GIVEN PROBLEM: Will you restate verbatim the lines running from the line with "Give me the" to the end of the data, leaving out everything else?

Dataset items

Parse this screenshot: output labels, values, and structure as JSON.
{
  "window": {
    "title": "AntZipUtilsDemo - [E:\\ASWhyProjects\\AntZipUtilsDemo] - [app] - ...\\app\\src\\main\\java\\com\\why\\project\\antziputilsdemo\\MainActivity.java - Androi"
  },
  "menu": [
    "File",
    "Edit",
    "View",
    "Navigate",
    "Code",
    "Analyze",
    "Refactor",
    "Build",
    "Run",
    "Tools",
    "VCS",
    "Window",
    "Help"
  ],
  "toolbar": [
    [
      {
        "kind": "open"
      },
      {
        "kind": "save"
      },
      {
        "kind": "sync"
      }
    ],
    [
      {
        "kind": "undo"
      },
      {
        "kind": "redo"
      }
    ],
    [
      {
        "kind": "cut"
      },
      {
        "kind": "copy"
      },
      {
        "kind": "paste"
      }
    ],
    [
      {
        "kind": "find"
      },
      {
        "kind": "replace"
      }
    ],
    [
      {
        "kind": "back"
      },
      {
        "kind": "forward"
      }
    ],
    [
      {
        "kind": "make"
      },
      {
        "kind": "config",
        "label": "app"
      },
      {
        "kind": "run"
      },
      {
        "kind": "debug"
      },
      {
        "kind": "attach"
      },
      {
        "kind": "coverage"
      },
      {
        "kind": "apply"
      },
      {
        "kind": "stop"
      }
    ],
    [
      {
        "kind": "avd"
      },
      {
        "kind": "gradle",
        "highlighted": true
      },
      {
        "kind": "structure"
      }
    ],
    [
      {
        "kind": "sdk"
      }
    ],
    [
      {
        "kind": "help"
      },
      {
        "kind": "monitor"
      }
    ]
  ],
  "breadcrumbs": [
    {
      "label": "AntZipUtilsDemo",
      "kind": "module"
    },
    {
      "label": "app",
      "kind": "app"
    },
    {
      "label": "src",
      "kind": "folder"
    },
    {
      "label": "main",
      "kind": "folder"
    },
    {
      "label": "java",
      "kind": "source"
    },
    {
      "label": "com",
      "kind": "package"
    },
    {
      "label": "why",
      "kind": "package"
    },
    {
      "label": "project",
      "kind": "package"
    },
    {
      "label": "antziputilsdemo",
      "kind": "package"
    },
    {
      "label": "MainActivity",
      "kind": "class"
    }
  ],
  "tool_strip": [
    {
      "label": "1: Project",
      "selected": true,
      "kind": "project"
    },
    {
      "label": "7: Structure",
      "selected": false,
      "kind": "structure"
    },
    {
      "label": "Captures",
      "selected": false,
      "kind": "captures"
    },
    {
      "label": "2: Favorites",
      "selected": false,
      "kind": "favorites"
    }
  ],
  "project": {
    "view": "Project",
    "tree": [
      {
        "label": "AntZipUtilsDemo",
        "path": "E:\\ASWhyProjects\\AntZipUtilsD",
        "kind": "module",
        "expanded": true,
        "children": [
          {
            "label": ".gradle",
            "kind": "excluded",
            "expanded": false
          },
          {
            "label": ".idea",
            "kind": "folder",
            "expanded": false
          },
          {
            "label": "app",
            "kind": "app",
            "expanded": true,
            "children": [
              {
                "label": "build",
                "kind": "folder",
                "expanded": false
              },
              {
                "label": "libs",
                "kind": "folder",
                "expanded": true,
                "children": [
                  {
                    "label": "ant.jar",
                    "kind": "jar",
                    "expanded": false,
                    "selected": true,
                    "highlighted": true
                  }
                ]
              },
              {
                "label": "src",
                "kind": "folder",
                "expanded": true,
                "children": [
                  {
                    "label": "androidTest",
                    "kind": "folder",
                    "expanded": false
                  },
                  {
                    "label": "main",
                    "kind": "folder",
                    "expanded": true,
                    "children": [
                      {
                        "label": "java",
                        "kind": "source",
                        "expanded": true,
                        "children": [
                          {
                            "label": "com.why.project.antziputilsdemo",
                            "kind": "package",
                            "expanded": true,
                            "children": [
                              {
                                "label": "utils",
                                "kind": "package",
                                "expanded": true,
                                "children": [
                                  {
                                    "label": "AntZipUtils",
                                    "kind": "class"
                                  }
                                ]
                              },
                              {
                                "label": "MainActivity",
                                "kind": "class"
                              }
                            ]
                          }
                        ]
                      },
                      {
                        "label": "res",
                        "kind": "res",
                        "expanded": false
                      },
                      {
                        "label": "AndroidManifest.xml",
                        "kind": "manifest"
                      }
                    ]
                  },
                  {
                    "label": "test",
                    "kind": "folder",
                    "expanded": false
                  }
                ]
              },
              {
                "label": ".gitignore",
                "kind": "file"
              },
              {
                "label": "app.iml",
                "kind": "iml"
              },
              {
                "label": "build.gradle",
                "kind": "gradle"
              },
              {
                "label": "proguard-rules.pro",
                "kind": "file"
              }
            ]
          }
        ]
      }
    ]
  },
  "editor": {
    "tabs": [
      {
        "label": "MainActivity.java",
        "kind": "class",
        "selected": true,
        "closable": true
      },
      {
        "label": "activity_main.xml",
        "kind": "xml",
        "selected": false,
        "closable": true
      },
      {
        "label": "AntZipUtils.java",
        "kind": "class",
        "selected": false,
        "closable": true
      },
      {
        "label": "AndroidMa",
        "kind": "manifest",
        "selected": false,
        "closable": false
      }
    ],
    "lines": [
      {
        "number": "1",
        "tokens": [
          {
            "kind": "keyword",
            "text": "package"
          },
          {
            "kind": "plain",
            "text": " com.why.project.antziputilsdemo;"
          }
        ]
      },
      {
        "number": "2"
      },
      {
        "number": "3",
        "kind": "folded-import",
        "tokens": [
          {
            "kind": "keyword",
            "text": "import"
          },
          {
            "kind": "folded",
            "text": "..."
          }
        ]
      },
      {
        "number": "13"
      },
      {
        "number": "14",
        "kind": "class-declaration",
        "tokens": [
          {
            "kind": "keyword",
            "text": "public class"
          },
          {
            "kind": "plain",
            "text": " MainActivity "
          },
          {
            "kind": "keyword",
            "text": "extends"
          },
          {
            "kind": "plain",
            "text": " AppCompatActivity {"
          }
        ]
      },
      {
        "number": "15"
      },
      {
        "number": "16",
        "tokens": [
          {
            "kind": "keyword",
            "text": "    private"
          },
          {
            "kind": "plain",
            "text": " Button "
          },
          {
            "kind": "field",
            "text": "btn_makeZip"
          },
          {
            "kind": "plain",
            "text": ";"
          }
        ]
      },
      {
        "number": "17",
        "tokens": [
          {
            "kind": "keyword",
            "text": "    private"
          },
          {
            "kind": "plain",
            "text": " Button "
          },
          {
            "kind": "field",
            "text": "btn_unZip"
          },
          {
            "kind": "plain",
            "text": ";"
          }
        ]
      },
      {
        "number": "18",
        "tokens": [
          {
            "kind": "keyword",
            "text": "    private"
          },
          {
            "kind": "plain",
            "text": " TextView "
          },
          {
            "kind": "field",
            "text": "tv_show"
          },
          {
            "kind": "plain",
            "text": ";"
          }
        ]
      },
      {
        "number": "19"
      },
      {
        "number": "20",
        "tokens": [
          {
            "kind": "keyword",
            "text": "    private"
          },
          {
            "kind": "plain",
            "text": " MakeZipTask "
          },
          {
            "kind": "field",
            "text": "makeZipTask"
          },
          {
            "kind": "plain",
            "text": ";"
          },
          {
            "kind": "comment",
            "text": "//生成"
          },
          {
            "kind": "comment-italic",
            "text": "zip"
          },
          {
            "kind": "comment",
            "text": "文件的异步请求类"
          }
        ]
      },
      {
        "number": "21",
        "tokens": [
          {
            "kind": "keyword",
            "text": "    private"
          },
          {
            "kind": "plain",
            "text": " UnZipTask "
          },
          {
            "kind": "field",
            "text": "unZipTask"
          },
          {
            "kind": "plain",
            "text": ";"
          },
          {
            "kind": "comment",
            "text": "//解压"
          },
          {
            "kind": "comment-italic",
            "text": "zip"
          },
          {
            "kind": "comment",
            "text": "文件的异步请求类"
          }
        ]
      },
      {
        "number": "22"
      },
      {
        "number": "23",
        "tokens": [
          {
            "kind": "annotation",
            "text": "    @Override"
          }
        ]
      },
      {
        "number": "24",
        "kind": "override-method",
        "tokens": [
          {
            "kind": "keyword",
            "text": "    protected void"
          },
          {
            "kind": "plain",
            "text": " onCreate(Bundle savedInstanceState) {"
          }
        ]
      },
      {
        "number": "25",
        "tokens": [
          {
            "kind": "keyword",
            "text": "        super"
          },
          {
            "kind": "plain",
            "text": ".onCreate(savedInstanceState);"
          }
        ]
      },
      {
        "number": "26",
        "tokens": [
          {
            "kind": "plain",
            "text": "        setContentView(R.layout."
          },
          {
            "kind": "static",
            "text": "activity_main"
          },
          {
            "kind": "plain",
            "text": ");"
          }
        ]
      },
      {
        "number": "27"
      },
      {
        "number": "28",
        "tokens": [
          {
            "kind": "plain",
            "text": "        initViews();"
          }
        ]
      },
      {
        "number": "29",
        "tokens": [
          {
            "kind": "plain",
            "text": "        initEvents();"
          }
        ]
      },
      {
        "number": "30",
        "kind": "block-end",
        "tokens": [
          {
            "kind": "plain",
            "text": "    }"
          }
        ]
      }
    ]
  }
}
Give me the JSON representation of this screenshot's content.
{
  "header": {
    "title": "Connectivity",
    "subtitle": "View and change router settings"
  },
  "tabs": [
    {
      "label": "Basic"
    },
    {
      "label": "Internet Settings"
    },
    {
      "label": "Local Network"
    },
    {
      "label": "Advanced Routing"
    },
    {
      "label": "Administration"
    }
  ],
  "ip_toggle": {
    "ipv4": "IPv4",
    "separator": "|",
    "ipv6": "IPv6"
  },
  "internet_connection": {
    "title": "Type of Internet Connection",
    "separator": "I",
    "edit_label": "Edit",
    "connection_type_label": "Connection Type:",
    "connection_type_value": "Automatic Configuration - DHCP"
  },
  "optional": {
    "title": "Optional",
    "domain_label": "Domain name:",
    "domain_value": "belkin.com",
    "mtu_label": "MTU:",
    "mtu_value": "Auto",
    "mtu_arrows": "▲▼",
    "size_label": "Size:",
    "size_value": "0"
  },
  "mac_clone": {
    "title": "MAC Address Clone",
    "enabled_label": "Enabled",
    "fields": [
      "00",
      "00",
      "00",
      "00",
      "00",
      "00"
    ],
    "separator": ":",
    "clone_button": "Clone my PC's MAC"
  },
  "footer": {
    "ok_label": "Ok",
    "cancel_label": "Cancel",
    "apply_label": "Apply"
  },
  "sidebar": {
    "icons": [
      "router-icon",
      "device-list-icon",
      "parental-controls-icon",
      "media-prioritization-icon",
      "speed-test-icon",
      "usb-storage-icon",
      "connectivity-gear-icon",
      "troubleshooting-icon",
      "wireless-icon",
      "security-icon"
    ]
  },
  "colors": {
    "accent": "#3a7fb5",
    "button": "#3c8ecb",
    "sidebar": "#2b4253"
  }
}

THE COMPLETED TASK:
Give me the JSON representation of this screenshot's content.
{
  "header": {
    "title": "Connectivity",
    "subtitle": "View and change router settings"
  },
  "tabs": [
    {
      "label": "Basic"
    },
    {
      "label": "Internet Settings"
    },
    {
      "label": "Local Network"
    },
    {
      "label": "Advanced Routing"
    },
    {
      "label": "Administration"
    }
  ],
  "ip_toggle": {
    "ipv4": "IPv4",
    "separator": "|",
    "ipv6": "IPv6"
  },
  "internet_connection": {
    "title": "Type of Internet Connection",
    "separator": "I",
    "edit_label": "Edit",
    "connection_type_label": "Connection Type:",
    "connection_type_value": "Automatic Configuration - DHCP"
  },
  "optional": {
    "title": "Optional",
    "domain_label": "Domain name:",
    "domain_value": "belkin.com",
    "mtu_label": "MTU:",
    "mtu_value": "Auto",
    "mtu_arrows": "▲▼",
    "size_label": "Size:",
    "size_value": "0"
  },
  "mac_clone": {
    "title": "MAC Address Clone",
    "enabled_label": "Enabled",
    "fields": [
      "00",
      "00",
      "00",
      "00",
      "00",
      "00"
    ],
    "separator": ":",
    "clone_button": "Clone my PC's MAC"
  },
  "footer": {
    "ok_label": "Ok",
    "cancel_label": "Cancel",
    "apply_label": "Apply"
  },
  "sidebar": {
    "icons": [
      "router-icon",
      "device-list-icon",
      "parental-controls-icon",
      "media-prioritization-icon",
      "speed-test-icon",
      "usb-storage-icon",
      "connectivity-gear-icon",
      "troubleshooting-icon",
      "wireless-icon",
      "security-icon"
    ]
  },
  "colors": {
    "accent": "#3a7fb5",
    "button": "#3c8ecb",
    "sidebar": "#2b4253"
  }
}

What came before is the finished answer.